= What to do =
Your task is to give the listing below back word for word, pictures excluded.
--- begin Data extract ---
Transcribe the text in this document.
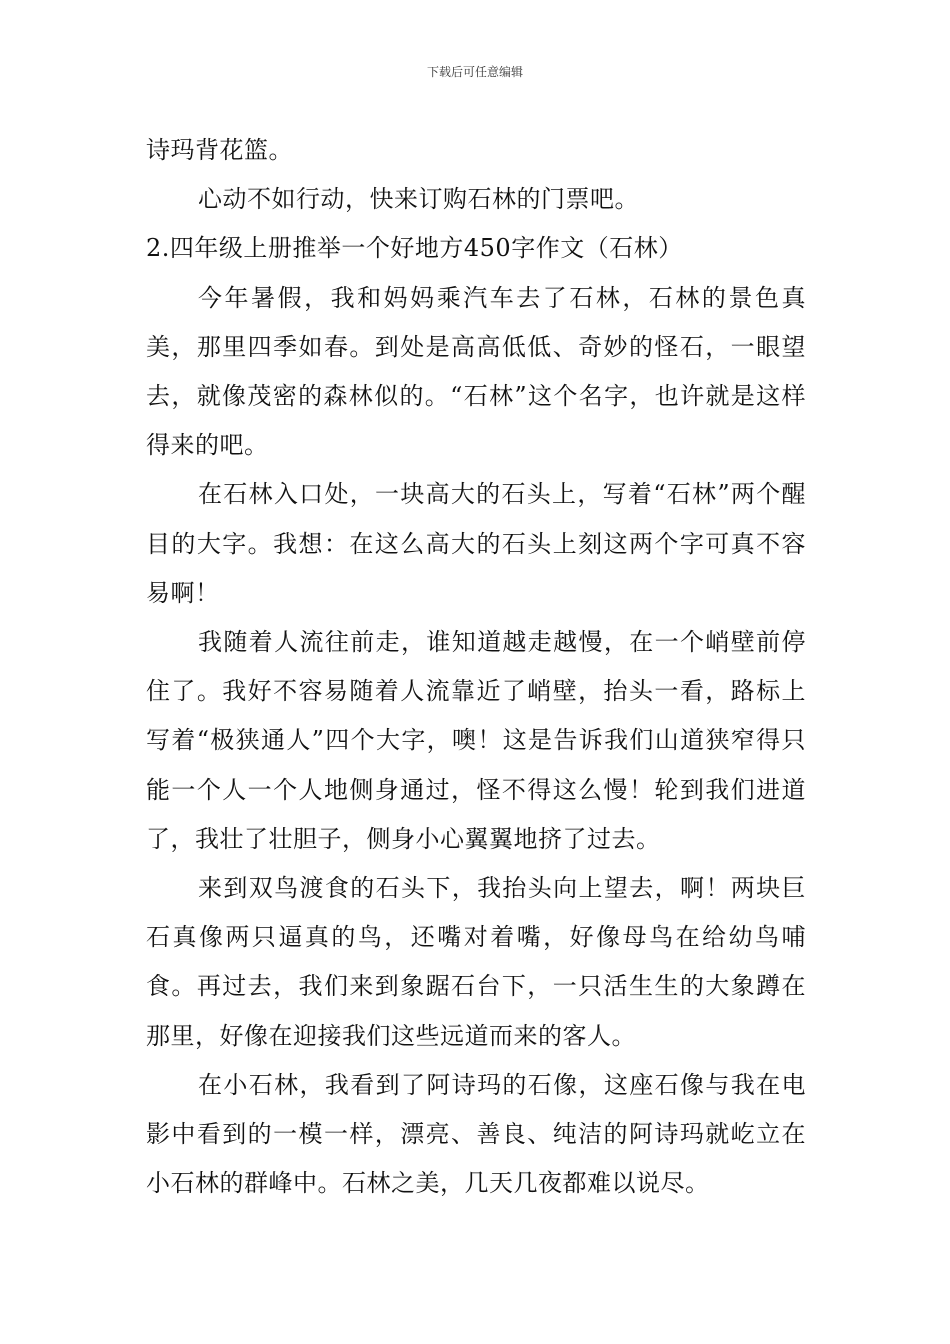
下载后可任意编辑

诗玛背花篮。

心动不如行动，快来订购石林的门票吧。

2.四年级上册推举一个好地方450字作文（石林）

今年暑假，我和妈妈乘汽车去了石林，石林的景色真美，那里四季如春。到处是高高低低、奇妙的怪石，一眼望去，就像茂密的森林似的。“石林”这个名字，也许就是这样得来的吧。

在石林入口处，一块高大的石头上，写着“石林”两个醒目的大字。我想：在这么高大的石头上刻这两个字可真不容易啊！

我随着人流往前走，谁知道越走越慢，在一个峭壁前停住了。我好不容易随着人流靠近了峭壁，抬头一看，路标上写着“极狭通人”四个大字，噢！这是告诉我们山道狭窄得只能一个人一个人地侧身通过，怪不得这么慢！轮到我们进道了，我壮了壮胆子，侧身小心翼翼地挤了过去。

来到双鸟渡食的石头下，我抬头向上望去，啊！两块巨石真像两只逼真的鸟，还嘴对着嘴，好像母鸟在给幼鸟哺食。再过去，我们来到象踞石台下，一只活生生的大象蹲在那里，好像在迎接我们这些远道而来的客人。

在小石林，我看到了阿诗玛的石像，这座石像与我在电影中看到的一模一样，漂亮、善良、纯洁的阿诗玛就屹立在小石林的群峰中。石林之美，几天几夜都难以说尽。
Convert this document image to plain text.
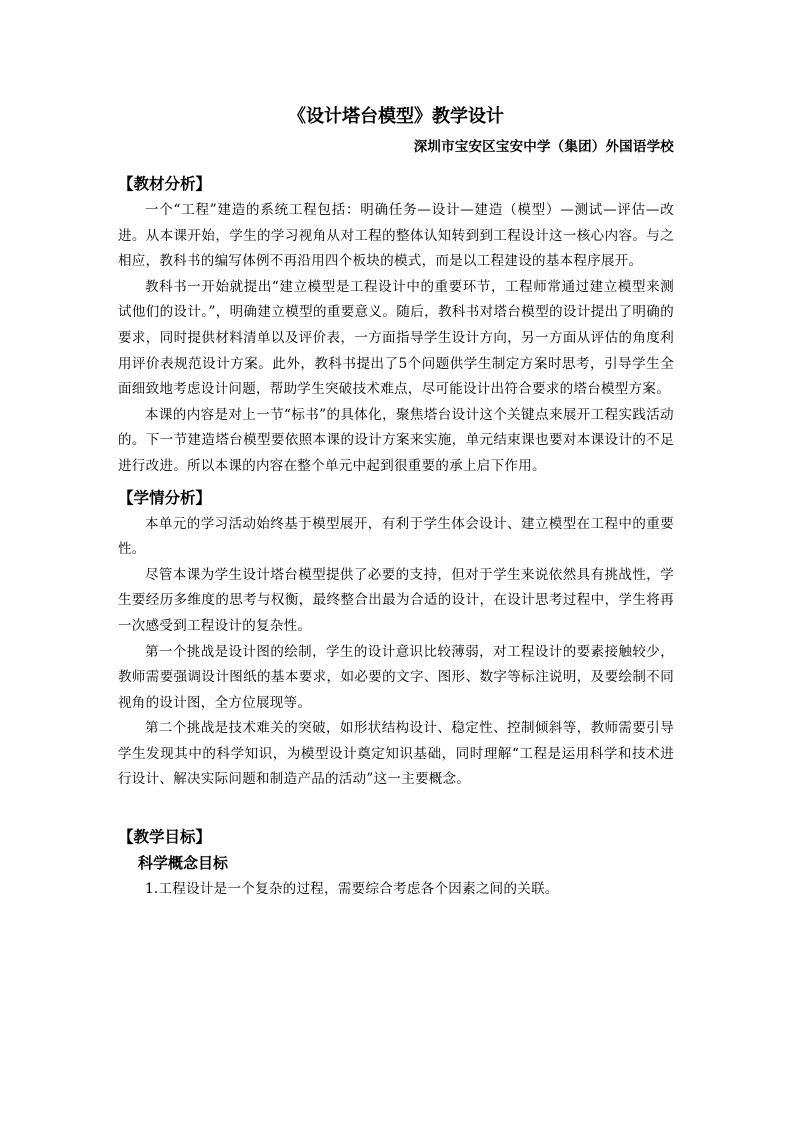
《设计塔台模型》教学设计
深圳市宝安区宝安中学（集团）外国语学校
【教材分析】

一个“工程”建造的系统工程包括：明确任务—设计—建造（模型）—测试—评估—改进。从本课开始，学生的学习视角从对工程的整体认知转到到工程设计这一核心内容。与之相应，教科书的编写体例不再沿用四个板块的模式，而是以工程建设的基本程序展开。

教科书一开始就提出“建立模型是工程设计中的重要环节，工程师常通过建立模型来测试他们的设计。”，明确建立模型的重要意义。随后，教科书对塔台模型的设计提出了明确的要求，同时提供材料清单以及评价表，一方面指导学生设计方向，另一方面从评估的角度利用评价表规范设计方案。此外，教科书提出了5个问题供学生制定方案时思考，引导学生全面细致地考虑设计问题，帮助学生突破技术难点，尽可能设计出符合要求的塔台模型方案。

本课的内容是对上一节“标书”的具体化，聚焦塔台设计这个关键点来展开工程实践活动的。下一节建造塔台模型要依照本课的设计方案来实施，单元结束课也要对本课设计的不足进行改进。所以本课的内容在整个单元中起到很重要的承上启下作用。

【学情分析】

本单元的学习活动始终基于模型展开，有利于学生体会设计、建立模型在工程中的重要性。

尽管本课为学生设计塔台模型提供了必要的支持，但对于学生来说依然具有挑战性，学生要经历多维度的思考与权衡，最终整合出最为合适的设计，在设计思考过程中，学生将再一次感受到工程设计的复杂性。

第一个挑战是设计图的绘制，学生的设计意识比较薄弱，对工程设计的要素接触较少，教师需要强调设计图纸的基本要求，如必要的文字、图形、数字等标注说明，及要绘制不同视角的设计图，全方位展现等。

第二个挑战是技术难关的突破，如形状结构设计、稳定性、控制倾斜等，教师需要引导学生发现其中的科学知识，为模型设计奠定知识基础，同时理解“工程是运用科学和技术进行设计、解决实际问题和制造产品的活动”这一主要概念。

【教学目标】
科学概念目标

1.工程设计是一个复杂的过程，需要综合考虑各个因素之间的关联。
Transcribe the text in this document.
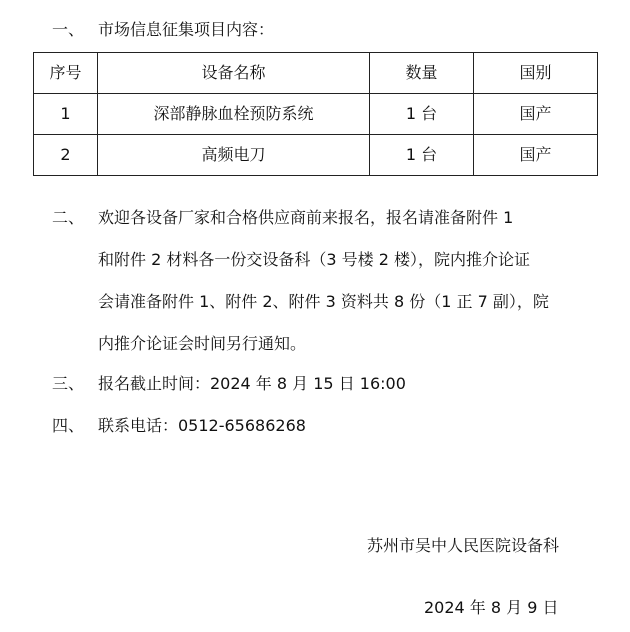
一、 市场信息征集项目内容：
序号	设备名称	数量	国别
1	深部静脉血栓预防系统	1 台	国产
2	高频电刀	1 台	国产
二、 欢迎各设备厂家和合格供应商前来报名，报名请准备附件 1
和附件 2 材料各一份交设备科（3 号楼 2 楼），院内推介论证
会请准备附件 1、附件 2、附件 3 资料共 8 份（1 正 7 副），院
内推介论证会时间另行通知。
三、 报名截止时间：2024 年 8 月 15 日 16:00
四、 联系电话：0512-65686268
苏州市吴中人民医院设备科
2024 年 8 月 9 日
--- end Data extract ---
= Finished answer =
Transcribe the text in this document.
下载后可任意编辑

诗玛背花篮。

心动不如行动，快来订购石林的门票吧。

2.四年级上册推举一个好地方450字作文（石林）

今年暑假，我和妈妈乘汽车去了石林，石林的景色真美，那里四季如春。到处是高高低低、奇妙的怪石，一眼望去，就像茂密的森林似的。“石林”这个名字，也许就是这样得来的吧。

在石林入口处，一块高大的石头上，写着“石林”两个醒目的大字。我想：在这么高大的石头上刻这两个字可真不容易啊！

我随着人流往前走，谁知道越走越慢，在一个峭壁前停住了。我好不容易随着人流靠近了峭壁，抬头一看，路标上写着“极狭通人”四个大字，噢！这是告诉我们山道狭窄得只能一个人一个人地侧身通过，怪不得这么慢！轮到我们进道了，我壮了壮胆子，侧身小心翼翼地挤了过去。

来到双鸟渡食的石头下，我抬头向上望去，啊！两块巨石真像两只逼真的鸟，还嘴对着嘴，好像母鸟在给幼鸟哺食。再过去，我们来到象踞石台下，一只活生生的大象蹲在那里，好像在迎接我们这些远道而来的客人。

在小石林，我看到了阿诗玛的石像，这座石像与我在电影中看到的一模一样，漂亮、善良、纯洁的阿诗玛就屹立在小石林的群峰中。石林之美，几天几夜都难以说尽。
Convert this document image to plain text.
《设计塔台模型》教学设计
深圳市宝安区宝安中学（集团）外国语学校
【教材分析】

一个“工程”建造的系统工程包括：明确任务—设计—建造（模型）—测试—评估—改进。从本课开始，学生的学习视角从对工程的整体认知转到到工程设计这一核心内容。与之相应，教科书的编写体例不再沿用四个板块的模式，而是以工程建设的基本程序展开。

教科书一开始就提出“建立模型是工程设计中的重要环节，工程师常通过建立模型来测试他们的设计。”，明确建立模型的重要意义。随后，教科书对塔台模型的设计提出了明确的要求，同时提供材料清单以及评价表，一方面指导学生设计方向，另一方面从评估的角度利用评价表规范设计方案。此外，教科书提出了5个问题供学生制定方案时思考，引导学生全面细致地考虑设计问题，帮助学生突破技术难点，尽可能设计出符合要求的塔台模型方案。

本课的内容是对上一节“标书”的具体化，聚焦塔台设计这个关键点来展开工程实践活动的。下一节建造塔台模型要依照本课的设计方案来实施，单元结束课也要对本课设计的不足进行改进。所以本课的内容在整个单元中起到很重要的承上启下作用。

【学情分析】

本单元的学习活动始终基于模型展开，有利于学生体会设计、建立模型在工程中的重要性。

尽管本课为学生设计塔台模型提供了必要的支持，但对于学生来说依然具有挑战性，学生要经历多维度的思考与权衡，最终整合出最为合适的设计，在设计思考过程中，学生将再一次感受到工程设计的复杂性。

第一个挑战是设计图的绘制，学生的设计意识比较薄弱，对工程设计的要素接触较少，教师需要强调设计图纸的基本要求，如必要的文字、图形、数字等标注说明，及要绘制不同视角的设计图，全方位展现等。

第二个挑战是技术难关的突破，如形状结构设计、稳定性、控制倾斜等，教师需要引导学生发现其中的科学知识，为模型设计奠定知识基础，同时理解“工程是运用科学和技术进行设计、解决实际问题和制造产品的活动”这一主要概念。

【教学目标】
科学概念目标

1.工程设计是一个复杂的过程，需要综合考虑各个因素之间的关联。
Transcribe the text in this document.
一、 市场信息征集项目内容：
序号	设备名称	数量	国别
1	深部静脉血栓预防系统	1 台	国产
2	高频电刀	1 台	国产
二、 欢迎各设备厂家和合格供应商前来报名，报名请准备附件 1
和附件 2 材料各一份交设备科（3 号楼 2 楼），院内推介论证
会请准备附件 1、附件 2、附件 3 资料共 8 份（1 正 7 副），院
内推介论证会时间另行通知。
三、 报名截止时间：2024 年 8 月 15 日 16:00
四、 联系电话：0512-65686268
苏州市吴中人民医院设备科
2024 年 8 月 9 日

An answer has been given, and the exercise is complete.